* _TASK STATEMENT_: Give the data again exactly as written, skipping any pictures.

* _DATASET EXCERPTS_:
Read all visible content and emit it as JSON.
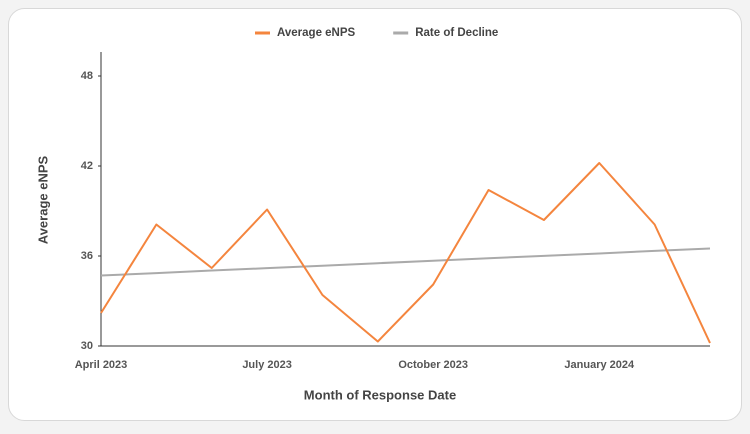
{
  "chart_data": {
    "type": "line",
    "xlabel": "Month of Response Date",
    "ylabel": "Average eNPS",
    "categories": [
      "April 2023",
      null,
      null,
      "July 2023",
      null,
      null,
      "October 2023",
      null,
      null,
      "January 2024",
      null,
      null
    ],
    "series": [
      {
        "name": "Average eNPS",
        "color": "#f4853e",
        "values": [
          32.2,
          38.1,
          35.2,
          39.1,
          33.4,
          30.3,
          34.1,
          40.4,
          38.4,
          42.2,
          38.1,
          30.2
        ]
      },
      {
        "name": "Rate of Decline",
        "color": "#aaaaaa",
        "values": [
          34.7,
          34.86,
          35.03,
          35.19,
          35.35,
          35.52,
          35.68,
          35.85,
          36.01,
          36.17,
          36.34,
          36.5
        ]
      }
    ],
    "ylim": [
      30,
      49.6
    ],
    "yticks": [
      30,
      36,
      42,
      48
    ],
    "grid": false,
    "legend": "top"
  }
}
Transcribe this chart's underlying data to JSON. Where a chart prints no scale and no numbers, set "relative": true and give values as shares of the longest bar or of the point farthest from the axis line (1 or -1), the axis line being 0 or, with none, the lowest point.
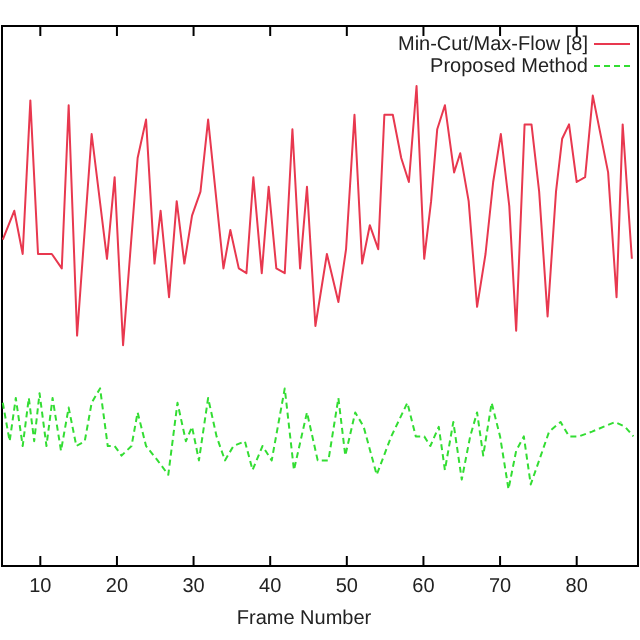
{
  "chart_data": {
    "type": "line",
    "xlabel": "Frame Number",
    "relative": true,
    "xlim": [
      5,
      88
    ],
    "xticks": [
      10,
      20,
      30,
      40,
      50,
      60,
      70,
      80
    ],
    "legend": "top right",
    "grid": false,
    "series": [
      {
        "name": "Min-Cut/Max-Flow [8]",
        "color": "#e8384f",
        "line_style": "solid",
        "x": [
          5.1,
          6.6,
          7.7,
          8.7,
          9.7,
          11.5,
          12.8,
          13.7,
          14.8,
          16.7,
          18.7,
          19.7,
          20.8,
          22.7,
          23.8,
          24.9,
          25.7,
          26.8,
          27.8,
          28.8,
          29.8,
          30.9,
          31.9,
          33.9,
          34.8,
          35.9,
          36.9,
          37.8,
          38.9,
          39.8,
          40.8,
          41.9,
          42.9,
          43.9,
          44.8,
          45.9,
          47.4,
          48.9,
          49.9,
          51.0,
          52.0,
          53.0,
          54.1,
          54.9,
          56.0,
          57.1,
          58.1,
          59.1,
          60.1,
          61.0,
          61.8,
          62.8,
          64.0,
          64.8,
          65.9,
          67.0,
          68.1,
          69.1,
          70.1,
          71.2,
          72.1,
          73.2,
          74.1,
          75.1,
          76.2,
          77.3,
          78.1,
          79.0,
          80.0,
          81.1,
          82.1,
          84.1,
          85.2,
          86.0,
          87.2
        ],
        "values": [
          0.68,
          0.74,
          0.65,
          0.97,
          0.65,
          0.65,
          0.62,
          0.96,
          0.48,
          0.9,
          0.64,
          0.81,
          0.46,
          0.85,
          0.93,
          0.63,
          0.74,
          0.56,
          0.76,
          0.63,
          0.73,
          0.78,
          0.93,
          0.62,
          0.7,
          0.62,
          0.61,
          0.81,
          0.61,
          0.79,
          0.62,
          0.61,
          0.91,
          0.62,
          0.79,
          0.5,
          0.65,
          0.55,
          0.66,
          0.94,
          0.63,
          0.71,
          0.66,
          0.94,
          0.94,
          0.85,
          0.8,
          1.0,
          0.64,
          0.76,
          0.91,
          0.96,
          0.82,
          0.86,
          0.76,
          0.54,
          0.65,
          0.8,
          0.9,
          0.75,
          0.49,
          0.92,
          0.92,
          0.78,
          0.52,
          0.78,
          0.89,
          0.92,
          0.8,
          0.81,
          0.98,
          0.82,
          0.56,
          0.92,
          0.64
        ]
      },
      {
        "name": "Proposed Method",
        "color": "#33dd33",
        "line_style": "dashed",
        "x": [
          5.1,
          6.0,
          6.8,
          7.7,
          8.5,
          9.2,
          9.9,
          10.8,
          11.6,
          12.7,
          13.7,
          14.7,
          15.8,
          16.7,
          17.8,
          18.8,
          19.7,
          20.6,
          21.9,
          22.7,
          23.8,
          25.3,
          26.7,
          27.9,
          29.0,
          29.8,
          30.7,
          31.9,
          33.0,
          34.1,
          35.2,
          36.7,
          37.7,
          39.0,
          40.2,
          41.9,
          43.1,
          44.8,
          46.2,
          47.6,
          48.9,
          49.8,
          51.1,
          52.2,
          53.9,
          55.8,
          57.9,
          59.0,
          60.1,
          60.9,
          62.0,
          62.8,
          63.9,
          65.0,
          66.1,
          67.0,
          67.8,
          68.9,
          70.0,
          71.1,
          72.1,
          73.1,
          74.0,
          75.1,
          76.4,
          77.9,
          79.0,
          80.3,
          82.0,
          85.0,
          86.3,
          87.4
        ],
        "values": [
          0.34,
          0.26,
          0.35,
          0.25,
          0.35,
          0.26,
          0.36,
          0.25,
          0.35,
          0.24,
          0.33,
          0.25,
          0.26,
          0.34,
          0.37,
          0.25,
          0.25,
          0.23,
          0.25,
          0.32,
          0.25,
          0.22,
          0.19,
          0.34,
          0.26,
          0.29,
          0.22,
          0.35,
          0.27,
          0.22,
          0.25,
          0.26,
          0.2,
          0.25,
          0.22,
          0.37,
          0.2,
          0.32,
          0.22,
          0.22,
          0.35,
          0.23,
          0.32,
          0.29,
          0.19,
          0.27,
          0.34,
          0.27,
          0.27,
          0.25,
          0.29,
          0.2,
          0.3,
          0.18,
          0.27,
          0.32,
          0.23,
          0.34,
          0.27,
          0.16,
          0.24,
          0.27,
          0.17,
          0.22,
          0.28,
          0.3,
          0.27,
          0.27,
          0.28,
          0.3,
          0.29,
          0.27
        ]
      }
    ]
  }
}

* _THE REPLY_:
Read all visible content and emit it as JSON.
{
  "chart_data": {
    "type": "line",
    "xlabel": "Month of Response Date",
    "ylabel": "Average eNPS",
    "categories": [
      "April 2023",
      null,
      null,
      "July 2023",
      null,
      null,
      "October 2023",
      null,
      null,
      "January 2024",
      null,
      null
    ],
    "series": [
      {
        "name": "Average eNPS",
        "color": "#f4853e",
        "values": [
          32.2,
          38.1,
          35.2,
          39.1,
          33.4,
          30.3,
          34.1,
          40.4,
          38.4,
          42.2,
          38.1,
          30.2
        ]
      },
      {
        "name": "Rate of Decline",
        "color": "#aaaaaa",
        "values": [
          34.7,
          34.86,
          35.03,
          35.19,
          35.35,
          35.52,
          35.68,
          35.85,
          36.01,
          36.17,
          36.34,
          36.5
        ]
      }
    ],
    "ylim": [
      30,
      49.6
    ],
    "yticks": [
      30,
      36,
      42,
      48
    ],
    "grid": false,
    "legend": "top"
  }
}
Transcribe this chart's underlying data to JSON. Where a chart prints no scale and no numbers, set "relative": true and give values as shares of the longest bar or of the point farthest from the axis line (1 or -1), the axis line being 0 or, with none, the lowest point.
{
  "chart_data": {
    "type": "line",
    "xlabel": "Frame Number",
    "relative": true,
    "xlim": [
      5,
      88
    ],
    "xticks": [
      10,
      20,
      30,
      40,
      50,
      60,
      70,
      80
    ],
    "legend": "top right",
    "grid": false,
    "series": [
      {
        "name": "Min-Cut/Max-Flow [8]",
        "color": "#e8384f",
        "line_style": "solid",
        "x": [
          5.1,
          6.6,
          7.7,
          8.7,
          9.7,
          11.5,
          12.8,
          13.7,
          14.8,
          16.7,
          18.7,
          19.7,
          20.8,
          22.7,
          23.8,
          24.9,
          25.7,
          26.8,
          27.8,
          28.8,
          29.8,
          30.9,
          31.9,
          33.9,
          34.8,
          35.9,
          36.9,
          37.8,
          38.9,
          39.8,
          40.8,
          41.9,
          42.9,
          43.9,
          44.8,
          45.9,
          47.4,
          48.9,
          49.9,
          51.0,
          52.0,
          53.0,
          54.1,
          54.9,
          56.0,
          57.1,
          58.1,
          59.1,
          60.1,
          61.0,
          61.8,
          62.8,
          64.0,
          64.8,
          65.9,
          67.0,
          68.1,
          69.1,
          70.1,
          71.2,
          72.1,
          73.2,
          74.1,
          75.1,
          76.2,
          77.3,
          78.1,
          79.0,
          80.0,
          81.1,
          82.1,
          84.1,
          85.2,
          86.0,
          87.2
        ],
        "values": [
          0.68,
          0.74,
          0.65,
          0.97,
          0.65,
          0.65,
          0.62,
          0.96,
          0.48,
          0.9,
          0.64,
          0.81,
          0.46,
          0.85,
          0.93,
          0.63,
          0.74,
          0.56,
          0.76,
          0.63,
          0.73,
          0.78,
          0.93,
          0.62,
          0.7,
          0.62,
          0.61,
          0.81,
          0.61,
          0.79,
          0.62,
          0.61,
          0.91,
          0.62,
          0.79,
          0.5,
          0.65,
          0.55,
          0.66,
          0.94,
          0.63,
          0.71,
          0.66,
          0.94,
          0.94,
          0.85,
          0.8,
          1.0,
          0.64,
          0.76,
          0.91,
          0.96,
          0.82,
          0.86,
          0.76,
          0.54,
          0.65,
          0.8,
          0.9,
          0.75,
          0.49,
          0.92,
          0.92,
          0.78,
          0.52,
          0.78,
          0.89,
          0.92,
          0.8,
          0.81,
          0.98,
          0.82,
          0.56,
          0.92,
          0.64
        ]
      },
      {
        "name": "Proposed Method",
        "color": "#33dd33",
        "line_style": "dashed",
        "x": [
          5.1,
          6.0,
          6.8,
          7.7,
          8.5,
          9.2,
          9.9,
          10.8,
          11.6,
          12.7,
          13.7,
          14.7,
          15.8,
          16.7,
          17.8,
          18.8,
          19.7,
          20.6,
          21.9,
          22.7,
          23.8,
          25.3,
          26.7,
          27.9,
          29.0,
          29.8,
          30.7,
          31.9,
          33.0,
          34.1,
          35.2,
          36.7,
          37.7,
          39.0,
          40.2,
          41.9,
          43.1,
          44.8,
          46.2,
          47.6,
          48.9,
          49.8,
          51.1,
          52.2,
          53.9,
          55.8,
          57.9,
          59.0,
          60.1,
          60.9,
          62.0,
          62.8,
          63.9,
          65.0,
          66.1,
          67.0,
          67.8,
          68.9,
          70.0,
          71.1,
          72.1,
          73.1,
          74.0,
          75.1,
          76.4,
          77.9,
          79.0,
          80.3,
          82.0,
          85.0,
          86.3,
          87.4
        ],
        "values": [
          0.34,
          0.26,
          0.35,
          0.25,
          0.35,
          0.26,
          0.36,
          0.25,
          0.35,
          0.24,
          0.33,
          0.25,
          0.26,
          0.34,
          0.37,
          0.25,
          0.25,
          0.23,
          0.25,
          0.32,
          0.25,
          0.22,
          0.19,
          0.34,
          0.26,
          0.29,
          0.22,
          0.35,
          0.27,
          0.22,
          0.25,
          0.26,
          0.2,
          0.25,
          0.22,
          0.37,
          0.2,
          0.32,
          0.22,
          0.22,
          0.35,
          0.23,
          0.32,
          0.29,
          0.19,
          0.27,
          0.34,
          0.27,
          0.27,
          0.25,
          0.29,
          0.2,
          0.3,
          0.18,
          0.27,
          0.32,
          0.23,
          0.34,
          0.27,
          0.16,
          0.24,
          0.27,
          0.17,
          0.22,
          0.28,
          0.3,
          0.27,
          0.27,
          0.28,
          0.3,
          0.29,
          0.27
        ]
      }
    ]
  }
}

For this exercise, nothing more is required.